STORED ROWS:
═══
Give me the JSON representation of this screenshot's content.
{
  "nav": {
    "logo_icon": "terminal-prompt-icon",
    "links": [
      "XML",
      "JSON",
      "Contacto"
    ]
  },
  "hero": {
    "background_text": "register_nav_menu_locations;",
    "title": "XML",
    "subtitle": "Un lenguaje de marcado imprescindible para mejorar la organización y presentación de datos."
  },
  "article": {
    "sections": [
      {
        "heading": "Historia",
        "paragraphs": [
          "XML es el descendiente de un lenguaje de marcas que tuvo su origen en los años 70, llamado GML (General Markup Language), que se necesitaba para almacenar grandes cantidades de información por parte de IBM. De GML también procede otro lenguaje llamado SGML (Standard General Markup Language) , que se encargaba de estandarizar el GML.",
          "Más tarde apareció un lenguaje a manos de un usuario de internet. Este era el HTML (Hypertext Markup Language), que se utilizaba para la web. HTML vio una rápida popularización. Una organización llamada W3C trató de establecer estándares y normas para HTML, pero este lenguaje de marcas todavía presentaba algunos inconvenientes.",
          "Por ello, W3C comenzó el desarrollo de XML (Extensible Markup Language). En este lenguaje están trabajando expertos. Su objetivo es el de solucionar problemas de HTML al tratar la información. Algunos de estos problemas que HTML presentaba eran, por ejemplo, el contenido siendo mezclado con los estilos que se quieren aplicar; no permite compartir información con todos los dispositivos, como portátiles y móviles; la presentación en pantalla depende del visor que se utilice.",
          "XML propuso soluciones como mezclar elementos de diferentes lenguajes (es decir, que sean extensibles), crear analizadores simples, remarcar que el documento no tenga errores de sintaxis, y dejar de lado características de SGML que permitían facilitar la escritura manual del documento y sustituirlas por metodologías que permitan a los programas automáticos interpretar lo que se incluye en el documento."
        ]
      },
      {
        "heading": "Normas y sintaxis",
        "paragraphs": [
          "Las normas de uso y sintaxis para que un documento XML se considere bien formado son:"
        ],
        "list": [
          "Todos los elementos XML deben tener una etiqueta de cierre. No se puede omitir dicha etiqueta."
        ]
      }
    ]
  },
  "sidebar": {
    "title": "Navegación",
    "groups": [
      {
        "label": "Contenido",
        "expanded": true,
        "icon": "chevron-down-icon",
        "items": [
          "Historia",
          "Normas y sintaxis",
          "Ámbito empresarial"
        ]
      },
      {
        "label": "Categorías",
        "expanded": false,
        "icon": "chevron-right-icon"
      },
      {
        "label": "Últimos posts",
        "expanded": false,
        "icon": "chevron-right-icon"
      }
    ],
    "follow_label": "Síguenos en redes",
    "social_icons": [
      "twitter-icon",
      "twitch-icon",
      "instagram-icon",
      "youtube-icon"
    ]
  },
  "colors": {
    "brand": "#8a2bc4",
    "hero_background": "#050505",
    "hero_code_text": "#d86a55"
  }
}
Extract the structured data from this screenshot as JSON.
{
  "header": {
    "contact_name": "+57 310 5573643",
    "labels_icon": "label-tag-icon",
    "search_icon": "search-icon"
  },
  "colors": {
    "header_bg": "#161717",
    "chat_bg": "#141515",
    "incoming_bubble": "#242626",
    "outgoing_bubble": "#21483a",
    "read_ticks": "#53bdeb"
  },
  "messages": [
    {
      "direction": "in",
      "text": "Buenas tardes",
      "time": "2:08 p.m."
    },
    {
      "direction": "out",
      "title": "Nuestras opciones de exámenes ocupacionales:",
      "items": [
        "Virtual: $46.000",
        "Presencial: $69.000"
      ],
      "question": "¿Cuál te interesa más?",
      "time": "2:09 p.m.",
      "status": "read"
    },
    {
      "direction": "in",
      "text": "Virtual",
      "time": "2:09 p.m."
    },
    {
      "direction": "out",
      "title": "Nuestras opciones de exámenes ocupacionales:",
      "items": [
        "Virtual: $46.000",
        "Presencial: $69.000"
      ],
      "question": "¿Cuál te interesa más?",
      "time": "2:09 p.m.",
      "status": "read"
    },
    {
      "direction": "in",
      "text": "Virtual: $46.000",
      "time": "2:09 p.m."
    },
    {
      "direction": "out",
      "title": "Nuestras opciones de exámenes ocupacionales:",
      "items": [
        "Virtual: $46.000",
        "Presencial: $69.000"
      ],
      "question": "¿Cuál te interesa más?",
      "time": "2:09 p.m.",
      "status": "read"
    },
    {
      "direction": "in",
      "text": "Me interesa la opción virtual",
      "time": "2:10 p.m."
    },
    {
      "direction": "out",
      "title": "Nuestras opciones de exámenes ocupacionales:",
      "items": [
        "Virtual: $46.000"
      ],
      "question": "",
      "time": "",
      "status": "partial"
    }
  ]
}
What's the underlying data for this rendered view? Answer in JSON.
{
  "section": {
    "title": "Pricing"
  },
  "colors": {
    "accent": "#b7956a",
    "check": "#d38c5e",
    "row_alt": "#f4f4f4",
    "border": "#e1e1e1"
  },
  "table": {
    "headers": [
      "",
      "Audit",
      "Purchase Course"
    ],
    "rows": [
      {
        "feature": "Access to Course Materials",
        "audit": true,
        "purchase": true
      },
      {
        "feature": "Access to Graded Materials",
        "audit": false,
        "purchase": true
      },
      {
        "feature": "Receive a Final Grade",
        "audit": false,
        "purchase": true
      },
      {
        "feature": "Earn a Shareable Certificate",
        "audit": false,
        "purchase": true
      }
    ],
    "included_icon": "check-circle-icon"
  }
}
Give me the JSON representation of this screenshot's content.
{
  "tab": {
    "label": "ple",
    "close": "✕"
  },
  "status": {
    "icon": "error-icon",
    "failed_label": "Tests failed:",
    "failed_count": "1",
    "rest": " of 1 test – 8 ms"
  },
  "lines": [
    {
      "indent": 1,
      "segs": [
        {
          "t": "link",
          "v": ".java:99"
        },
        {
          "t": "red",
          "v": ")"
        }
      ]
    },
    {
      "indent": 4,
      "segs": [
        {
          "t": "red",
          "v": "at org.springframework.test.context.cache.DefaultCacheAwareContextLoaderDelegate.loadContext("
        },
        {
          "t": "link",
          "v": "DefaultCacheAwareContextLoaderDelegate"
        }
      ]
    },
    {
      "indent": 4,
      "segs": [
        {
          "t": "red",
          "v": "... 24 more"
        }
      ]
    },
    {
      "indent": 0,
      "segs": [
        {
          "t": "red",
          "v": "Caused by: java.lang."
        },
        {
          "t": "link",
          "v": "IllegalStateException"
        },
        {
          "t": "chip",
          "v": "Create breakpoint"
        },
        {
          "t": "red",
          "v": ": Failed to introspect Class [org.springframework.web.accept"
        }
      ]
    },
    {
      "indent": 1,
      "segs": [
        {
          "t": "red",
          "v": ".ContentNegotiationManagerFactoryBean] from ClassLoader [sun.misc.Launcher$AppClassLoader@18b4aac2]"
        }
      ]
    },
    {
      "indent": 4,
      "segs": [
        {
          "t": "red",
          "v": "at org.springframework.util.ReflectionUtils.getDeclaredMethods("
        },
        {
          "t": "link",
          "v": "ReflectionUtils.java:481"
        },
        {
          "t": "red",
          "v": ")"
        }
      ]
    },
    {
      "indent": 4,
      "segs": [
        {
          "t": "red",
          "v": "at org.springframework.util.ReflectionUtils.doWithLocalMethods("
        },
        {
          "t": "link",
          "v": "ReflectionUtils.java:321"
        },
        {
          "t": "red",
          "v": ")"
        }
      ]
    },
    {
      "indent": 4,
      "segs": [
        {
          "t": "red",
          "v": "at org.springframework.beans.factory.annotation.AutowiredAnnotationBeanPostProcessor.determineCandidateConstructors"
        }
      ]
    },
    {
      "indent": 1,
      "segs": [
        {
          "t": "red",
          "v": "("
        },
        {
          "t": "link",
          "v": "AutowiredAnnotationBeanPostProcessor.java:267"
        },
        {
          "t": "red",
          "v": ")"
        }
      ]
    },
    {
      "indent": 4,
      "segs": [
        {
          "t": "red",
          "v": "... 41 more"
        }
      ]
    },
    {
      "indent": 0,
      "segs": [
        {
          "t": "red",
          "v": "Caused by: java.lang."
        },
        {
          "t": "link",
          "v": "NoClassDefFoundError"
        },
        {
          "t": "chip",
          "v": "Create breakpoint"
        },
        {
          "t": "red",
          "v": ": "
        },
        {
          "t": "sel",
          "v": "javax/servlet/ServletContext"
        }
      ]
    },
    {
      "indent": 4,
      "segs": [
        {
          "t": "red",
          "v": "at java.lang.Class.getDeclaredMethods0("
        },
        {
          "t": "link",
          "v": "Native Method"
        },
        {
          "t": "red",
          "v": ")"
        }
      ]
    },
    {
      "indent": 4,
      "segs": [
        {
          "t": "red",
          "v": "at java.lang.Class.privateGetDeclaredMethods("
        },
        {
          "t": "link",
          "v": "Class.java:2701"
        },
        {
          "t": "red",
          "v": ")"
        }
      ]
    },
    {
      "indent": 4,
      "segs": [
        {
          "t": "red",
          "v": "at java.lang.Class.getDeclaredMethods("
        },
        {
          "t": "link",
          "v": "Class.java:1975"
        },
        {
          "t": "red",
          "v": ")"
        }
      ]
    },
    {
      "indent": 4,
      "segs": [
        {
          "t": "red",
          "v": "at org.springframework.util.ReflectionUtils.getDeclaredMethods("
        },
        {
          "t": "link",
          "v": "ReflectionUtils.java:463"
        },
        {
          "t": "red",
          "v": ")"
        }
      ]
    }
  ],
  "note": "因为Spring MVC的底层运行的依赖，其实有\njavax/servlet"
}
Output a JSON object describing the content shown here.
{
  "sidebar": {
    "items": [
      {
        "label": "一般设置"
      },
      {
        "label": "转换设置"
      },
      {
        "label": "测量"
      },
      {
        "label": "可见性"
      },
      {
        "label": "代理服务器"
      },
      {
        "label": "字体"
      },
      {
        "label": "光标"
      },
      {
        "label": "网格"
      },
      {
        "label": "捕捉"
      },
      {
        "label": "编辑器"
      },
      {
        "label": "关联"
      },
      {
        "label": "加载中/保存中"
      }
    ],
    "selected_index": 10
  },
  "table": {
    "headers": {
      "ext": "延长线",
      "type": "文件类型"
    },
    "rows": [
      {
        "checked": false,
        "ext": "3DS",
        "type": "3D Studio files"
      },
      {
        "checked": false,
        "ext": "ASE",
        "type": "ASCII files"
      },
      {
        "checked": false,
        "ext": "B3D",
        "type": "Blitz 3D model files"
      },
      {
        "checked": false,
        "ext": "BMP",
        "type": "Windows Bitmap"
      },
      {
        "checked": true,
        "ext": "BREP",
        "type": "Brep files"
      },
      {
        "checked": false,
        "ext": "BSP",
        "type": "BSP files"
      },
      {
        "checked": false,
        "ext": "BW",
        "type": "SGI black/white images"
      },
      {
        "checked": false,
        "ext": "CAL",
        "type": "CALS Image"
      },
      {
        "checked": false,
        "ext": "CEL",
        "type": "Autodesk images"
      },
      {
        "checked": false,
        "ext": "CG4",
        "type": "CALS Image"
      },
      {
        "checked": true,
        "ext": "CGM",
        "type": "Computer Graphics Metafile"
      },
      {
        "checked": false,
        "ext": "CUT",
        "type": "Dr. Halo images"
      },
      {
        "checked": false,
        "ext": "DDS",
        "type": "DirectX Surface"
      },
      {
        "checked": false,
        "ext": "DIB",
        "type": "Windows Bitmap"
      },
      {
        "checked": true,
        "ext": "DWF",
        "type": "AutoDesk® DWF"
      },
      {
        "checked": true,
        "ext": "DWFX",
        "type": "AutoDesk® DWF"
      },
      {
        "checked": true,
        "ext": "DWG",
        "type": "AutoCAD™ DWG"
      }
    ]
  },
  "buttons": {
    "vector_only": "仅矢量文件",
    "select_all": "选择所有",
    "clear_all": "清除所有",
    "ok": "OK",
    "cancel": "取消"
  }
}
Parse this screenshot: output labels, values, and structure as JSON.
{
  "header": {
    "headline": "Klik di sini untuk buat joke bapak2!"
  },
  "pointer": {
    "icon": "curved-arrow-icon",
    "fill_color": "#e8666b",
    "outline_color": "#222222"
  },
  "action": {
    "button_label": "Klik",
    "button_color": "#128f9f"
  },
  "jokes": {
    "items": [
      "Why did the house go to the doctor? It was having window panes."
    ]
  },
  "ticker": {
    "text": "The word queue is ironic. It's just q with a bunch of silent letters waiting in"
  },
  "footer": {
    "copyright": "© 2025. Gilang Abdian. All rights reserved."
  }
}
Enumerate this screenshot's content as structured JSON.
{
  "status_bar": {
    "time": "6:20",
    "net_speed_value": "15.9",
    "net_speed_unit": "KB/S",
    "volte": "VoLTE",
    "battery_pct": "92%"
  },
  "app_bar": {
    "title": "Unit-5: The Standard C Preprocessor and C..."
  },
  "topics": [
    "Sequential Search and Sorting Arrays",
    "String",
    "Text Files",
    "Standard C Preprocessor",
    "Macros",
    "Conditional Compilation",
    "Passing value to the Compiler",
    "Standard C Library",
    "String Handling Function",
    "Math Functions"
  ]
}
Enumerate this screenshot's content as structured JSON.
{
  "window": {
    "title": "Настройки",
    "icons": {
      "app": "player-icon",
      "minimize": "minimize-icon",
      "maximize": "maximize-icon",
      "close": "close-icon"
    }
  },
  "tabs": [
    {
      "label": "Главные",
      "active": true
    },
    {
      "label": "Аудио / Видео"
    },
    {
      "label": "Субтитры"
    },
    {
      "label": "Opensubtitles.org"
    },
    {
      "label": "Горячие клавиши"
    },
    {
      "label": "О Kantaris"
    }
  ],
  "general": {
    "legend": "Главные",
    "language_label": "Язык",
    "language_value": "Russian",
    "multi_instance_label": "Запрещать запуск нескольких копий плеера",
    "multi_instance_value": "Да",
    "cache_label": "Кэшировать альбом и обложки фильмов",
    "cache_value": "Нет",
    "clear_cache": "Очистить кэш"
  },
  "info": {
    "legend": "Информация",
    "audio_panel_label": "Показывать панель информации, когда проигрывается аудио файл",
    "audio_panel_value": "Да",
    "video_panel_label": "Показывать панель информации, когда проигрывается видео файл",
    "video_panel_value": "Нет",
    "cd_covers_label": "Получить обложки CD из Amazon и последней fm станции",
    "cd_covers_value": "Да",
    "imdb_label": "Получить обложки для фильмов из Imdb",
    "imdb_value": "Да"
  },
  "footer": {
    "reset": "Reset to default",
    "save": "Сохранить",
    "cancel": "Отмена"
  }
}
═══
TASK PROMPT: Write out each line of the data that holds the string "панель".

COMPLETE OUTPUT:
    "audio_panel_label": "Показывать панель информации, когда проигрывается аудио файл",
    "video_panel_label": "Показывать панель информации, когда проигрывается видео файл",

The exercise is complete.